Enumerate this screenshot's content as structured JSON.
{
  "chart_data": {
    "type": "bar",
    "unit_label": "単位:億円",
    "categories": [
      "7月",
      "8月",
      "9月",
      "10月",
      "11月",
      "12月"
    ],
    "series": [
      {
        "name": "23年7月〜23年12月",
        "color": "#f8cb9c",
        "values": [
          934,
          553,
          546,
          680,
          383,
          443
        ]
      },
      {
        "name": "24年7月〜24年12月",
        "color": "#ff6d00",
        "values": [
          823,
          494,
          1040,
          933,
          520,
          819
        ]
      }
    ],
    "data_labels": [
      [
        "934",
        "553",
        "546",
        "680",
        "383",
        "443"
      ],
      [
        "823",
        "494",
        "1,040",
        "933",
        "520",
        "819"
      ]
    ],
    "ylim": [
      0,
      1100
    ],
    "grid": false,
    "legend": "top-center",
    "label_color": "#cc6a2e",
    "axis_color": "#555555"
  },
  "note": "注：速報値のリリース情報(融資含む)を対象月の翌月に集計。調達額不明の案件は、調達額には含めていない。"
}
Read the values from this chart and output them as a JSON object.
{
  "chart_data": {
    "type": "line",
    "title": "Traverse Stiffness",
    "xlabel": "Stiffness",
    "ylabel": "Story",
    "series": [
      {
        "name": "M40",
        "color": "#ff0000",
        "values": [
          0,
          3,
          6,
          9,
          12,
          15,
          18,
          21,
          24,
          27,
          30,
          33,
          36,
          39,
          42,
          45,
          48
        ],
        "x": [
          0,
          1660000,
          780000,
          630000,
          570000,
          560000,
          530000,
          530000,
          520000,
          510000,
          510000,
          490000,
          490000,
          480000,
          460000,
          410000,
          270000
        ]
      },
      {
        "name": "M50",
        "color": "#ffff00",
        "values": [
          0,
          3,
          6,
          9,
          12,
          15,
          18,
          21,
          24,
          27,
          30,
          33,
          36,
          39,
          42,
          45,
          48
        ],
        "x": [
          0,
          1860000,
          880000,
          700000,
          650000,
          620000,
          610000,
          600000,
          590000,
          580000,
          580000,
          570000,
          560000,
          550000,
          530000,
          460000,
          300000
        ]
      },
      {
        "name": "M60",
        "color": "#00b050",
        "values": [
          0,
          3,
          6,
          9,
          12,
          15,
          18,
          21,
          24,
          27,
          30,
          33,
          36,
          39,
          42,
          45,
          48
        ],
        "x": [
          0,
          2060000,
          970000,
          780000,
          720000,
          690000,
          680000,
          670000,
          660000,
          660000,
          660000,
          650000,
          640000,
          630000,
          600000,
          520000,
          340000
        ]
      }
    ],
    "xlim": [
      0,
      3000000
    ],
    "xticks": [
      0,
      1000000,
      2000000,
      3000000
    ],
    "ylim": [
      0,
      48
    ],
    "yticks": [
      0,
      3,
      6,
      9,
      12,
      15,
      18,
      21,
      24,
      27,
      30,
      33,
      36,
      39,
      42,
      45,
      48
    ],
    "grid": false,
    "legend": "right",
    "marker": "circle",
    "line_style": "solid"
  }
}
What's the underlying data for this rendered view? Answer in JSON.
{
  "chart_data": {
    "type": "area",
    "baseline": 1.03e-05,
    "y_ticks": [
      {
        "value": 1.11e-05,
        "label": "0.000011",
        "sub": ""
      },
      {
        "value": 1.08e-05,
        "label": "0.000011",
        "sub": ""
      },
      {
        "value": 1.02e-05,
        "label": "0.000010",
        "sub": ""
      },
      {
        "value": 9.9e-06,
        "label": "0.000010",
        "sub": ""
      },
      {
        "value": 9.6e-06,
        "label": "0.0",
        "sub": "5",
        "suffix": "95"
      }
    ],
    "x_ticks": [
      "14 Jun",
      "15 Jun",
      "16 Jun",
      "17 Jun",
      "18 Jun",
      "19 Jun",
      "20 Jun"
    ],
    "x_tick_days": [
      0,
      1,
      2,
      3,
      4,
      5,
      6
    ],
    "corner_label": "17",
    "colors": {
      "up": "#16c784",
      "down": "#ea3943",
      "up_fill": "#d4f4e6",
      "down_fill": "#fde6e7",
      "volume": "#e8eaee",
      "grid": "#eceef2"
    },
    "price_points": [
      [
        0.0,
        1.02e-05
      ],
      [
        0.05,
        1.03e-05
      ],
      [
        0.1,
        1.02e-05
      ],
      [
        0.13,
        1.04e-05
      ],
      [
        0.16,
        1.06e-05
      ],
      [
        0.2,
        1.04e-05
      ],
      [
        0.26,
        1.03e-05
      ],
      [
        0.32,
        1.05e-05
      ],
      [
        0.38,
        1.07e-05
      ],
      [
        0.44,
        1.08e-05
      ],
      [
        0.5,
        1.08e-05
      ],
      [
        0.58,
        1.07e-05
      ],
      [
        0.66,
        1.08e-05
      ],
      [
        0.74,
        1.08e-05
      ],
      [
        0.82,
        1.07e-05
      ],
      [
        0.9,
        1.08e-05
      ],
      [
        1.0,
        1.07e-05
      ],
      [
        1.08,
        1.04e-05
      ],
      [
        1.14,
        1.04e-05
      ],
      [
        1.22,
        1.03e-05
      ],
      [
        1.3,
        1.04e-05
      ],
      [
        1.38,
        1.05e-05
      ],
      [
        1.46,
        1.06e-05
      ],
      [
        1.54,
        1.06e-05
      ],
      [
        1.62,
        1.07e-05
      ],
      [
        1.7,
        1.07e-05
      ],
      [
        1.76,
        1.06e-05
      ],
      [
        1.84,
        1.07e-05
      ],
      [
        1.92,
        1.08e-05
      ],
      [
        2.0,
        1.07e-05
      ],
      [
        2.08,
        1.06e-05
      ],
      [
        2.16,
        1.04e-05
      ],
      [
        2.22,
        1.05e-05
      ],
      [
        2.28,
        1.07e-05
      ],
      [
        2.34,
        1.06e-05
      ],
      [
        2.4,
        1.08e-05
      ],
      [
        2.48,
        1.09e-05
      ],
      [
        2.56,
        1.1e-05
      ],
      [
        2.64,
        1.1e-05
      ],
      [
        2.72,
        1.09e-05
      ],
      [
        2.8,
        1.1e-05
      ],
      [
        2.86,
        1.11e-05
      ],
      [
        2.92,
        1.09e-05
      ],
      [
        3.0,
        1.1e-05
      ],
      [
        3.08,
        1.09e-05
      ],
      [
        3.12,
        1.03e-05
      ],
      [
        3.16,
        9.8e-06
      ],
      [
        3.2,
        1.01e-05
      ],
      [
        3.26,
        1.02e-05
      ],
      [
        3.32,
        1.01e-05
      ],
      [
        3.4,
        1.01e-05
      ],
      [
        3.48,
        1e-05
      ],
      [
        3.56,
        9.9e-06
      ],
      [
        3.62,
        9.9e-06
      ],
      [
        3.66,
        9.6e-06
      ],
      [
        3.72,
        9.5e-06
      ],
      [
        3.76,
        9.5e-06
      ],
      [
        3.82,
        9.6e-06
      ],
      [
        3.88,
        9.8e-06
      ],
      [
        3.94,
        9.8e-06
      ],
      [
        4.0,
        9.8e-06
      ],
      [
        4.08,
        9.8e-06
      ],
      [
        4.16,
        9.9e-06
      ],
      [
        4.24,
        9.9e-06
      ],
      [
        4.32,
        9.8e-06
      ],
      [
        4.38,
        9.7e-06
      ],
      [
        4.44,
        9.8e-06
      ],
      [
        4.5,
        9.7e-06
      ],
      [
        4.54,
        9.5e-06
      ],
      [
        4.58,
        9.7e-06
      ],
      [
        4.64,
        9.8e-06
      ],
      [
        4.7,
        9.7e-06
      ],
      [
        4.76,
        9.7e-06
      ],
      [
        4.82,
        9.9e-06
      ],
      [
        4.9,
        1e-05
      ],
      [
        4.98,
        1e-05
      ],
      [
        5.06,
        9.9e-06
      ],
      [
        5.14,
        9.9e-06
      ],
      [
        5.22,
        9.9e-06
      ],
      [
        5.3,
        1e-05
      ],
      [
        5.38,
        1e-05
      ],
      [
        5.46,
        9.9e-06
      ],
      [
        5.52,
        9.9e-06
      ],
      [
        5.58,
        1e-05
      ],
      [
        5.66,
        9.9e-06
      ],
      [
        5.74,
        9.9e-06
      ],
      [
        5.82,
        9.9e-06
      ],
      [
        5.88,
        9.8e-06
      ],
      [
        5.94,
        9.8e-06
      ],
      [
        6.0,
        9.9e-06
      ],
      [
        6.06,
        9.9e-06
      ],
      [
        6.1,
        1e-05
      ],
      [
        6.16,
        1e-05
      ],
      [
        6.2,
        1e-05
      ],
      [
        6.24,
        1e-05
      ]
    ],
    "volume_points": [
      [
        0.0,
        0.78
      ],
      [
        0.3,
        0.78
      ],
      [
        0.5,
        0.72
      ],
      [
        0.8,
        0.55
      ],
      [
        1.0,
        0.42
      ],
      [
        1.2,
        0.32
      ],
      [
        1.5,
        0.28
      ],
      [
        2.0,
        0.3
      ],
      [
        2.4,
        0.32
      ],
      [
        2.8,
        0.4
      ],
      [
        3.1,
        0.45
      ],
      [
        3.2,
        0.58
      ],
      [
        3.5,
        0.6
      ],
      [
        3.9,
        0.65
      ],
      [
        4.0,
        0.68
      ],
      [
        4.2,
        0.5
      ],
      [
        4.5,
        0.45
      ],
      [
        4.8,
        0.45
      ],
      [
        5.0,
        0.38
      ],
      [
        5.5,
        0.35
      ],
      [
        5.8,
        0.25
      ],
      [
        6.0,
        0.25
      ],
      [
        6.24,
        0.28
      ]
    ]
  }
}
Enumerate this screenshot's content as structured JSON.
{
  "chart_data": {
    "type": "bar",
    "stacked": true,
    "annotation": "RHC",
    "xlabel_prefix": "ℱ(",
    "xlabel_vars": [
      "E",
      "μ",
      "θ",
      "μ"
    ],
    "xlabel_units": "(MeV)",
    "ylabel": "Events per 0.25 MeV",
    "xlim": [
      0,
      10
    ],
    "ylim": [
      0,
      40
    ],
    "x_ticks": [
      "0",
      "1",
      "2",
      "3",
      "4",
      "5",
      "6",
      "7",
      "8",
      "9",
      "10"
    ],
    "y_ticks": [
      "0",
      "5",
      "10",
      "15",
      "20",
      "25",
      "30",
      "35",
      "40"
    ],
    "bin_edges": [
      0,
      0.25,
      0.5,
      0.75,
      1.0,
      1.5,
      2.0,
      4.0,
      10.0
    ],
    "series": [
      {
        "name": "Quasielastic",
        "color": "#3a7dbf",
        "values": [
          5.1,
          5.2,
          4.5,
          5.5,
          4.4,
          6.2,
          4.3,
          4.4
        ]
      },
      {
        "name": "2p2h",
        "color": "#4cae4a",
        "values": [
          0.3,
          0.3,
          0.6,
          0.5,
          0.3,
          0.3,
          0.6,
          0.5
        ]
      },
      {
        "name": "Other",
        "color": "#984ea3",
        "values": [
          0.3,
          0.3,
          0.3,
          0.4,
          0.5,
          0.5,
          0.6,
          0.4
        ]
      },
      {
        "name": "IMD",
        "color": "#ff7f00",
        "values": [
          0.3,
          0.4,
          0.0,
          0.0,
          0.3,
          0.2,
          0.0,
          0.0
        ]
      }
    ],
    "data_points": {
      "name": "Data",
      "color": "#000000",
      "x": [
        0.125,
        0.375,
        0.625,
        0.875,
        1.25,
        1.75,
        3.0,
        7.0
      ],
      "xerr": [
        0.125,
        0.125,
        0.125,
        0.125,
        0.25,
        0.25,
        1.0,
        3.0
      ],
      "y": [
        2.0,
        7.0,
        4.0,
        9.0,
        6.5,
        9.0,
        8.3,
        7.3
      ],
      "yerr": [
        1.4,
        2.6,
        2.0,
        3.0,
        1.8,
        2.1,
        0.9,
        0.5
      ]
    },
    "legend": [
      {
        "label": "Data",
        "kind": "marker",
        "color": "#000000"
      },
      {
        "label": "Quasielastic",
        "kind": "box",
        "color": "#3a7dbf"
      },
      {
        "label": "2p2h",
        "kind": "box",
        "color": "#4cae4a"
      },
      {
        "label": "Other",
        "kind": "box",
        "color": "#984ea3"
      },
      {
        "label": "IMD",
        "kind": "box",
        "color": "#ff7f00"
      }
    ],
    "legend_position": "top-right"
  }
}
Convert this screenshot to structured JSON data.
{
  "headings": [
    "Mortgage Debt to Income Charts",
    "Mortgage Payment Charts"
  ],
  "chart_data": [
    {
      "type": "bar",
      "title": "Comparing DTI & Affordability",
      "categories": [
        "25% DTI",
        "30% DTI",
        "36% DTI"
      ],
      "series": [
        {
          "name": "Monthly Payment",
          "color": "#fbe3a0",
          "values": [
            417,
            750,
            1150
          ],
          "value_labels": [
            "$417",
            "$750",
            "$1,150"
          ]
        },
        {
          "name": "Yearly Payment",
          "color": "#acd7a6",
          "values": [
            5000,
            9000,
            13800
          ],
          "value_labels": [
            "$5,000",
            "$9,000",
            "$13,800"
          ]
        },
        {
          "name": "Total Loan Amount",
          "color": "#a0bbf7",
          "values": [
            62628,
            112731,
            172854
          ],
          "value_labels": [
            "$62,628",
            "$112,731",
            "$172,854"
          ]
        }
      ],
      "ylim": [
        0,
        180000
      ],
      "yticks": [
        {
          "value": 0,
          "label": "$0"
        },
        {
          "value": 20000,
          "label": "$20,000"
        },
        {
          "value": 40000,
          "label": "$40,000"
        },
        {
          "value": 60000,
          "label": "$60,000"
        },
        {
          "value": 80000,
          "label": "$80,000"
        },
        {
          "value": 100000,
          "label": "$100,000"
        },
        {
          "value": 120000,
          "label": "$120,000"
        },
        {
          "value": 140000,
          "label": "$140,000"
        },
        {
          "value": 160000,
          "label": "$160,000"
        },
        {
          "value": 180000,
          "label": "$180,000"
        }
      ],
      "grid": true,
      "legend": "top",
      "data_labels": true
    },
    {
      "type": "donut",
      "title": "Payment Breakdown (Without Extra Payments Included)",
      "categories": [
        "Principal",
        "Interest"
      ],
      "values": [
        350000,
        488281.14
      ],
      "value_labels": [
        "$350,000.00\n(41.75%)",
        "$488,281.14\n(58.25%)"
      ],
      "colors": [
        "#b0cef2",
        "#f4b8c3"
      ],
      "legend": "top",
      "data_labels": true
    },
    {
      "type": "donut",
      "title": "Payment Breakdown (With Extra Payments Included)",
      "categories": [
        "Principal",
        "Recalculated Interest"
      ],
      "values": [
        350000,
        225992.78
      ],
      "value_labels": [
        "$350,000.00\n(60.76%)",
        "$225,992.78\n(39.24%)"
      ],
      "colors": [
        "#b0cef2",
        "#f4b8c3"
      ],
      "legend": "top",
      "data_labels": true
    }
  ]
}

==*==

▸ **Exercise prompt**: List the lines of the entries that include "right".

▸ **Exercise solution**:
    "legend": "right",
    "legend_position": "top-right"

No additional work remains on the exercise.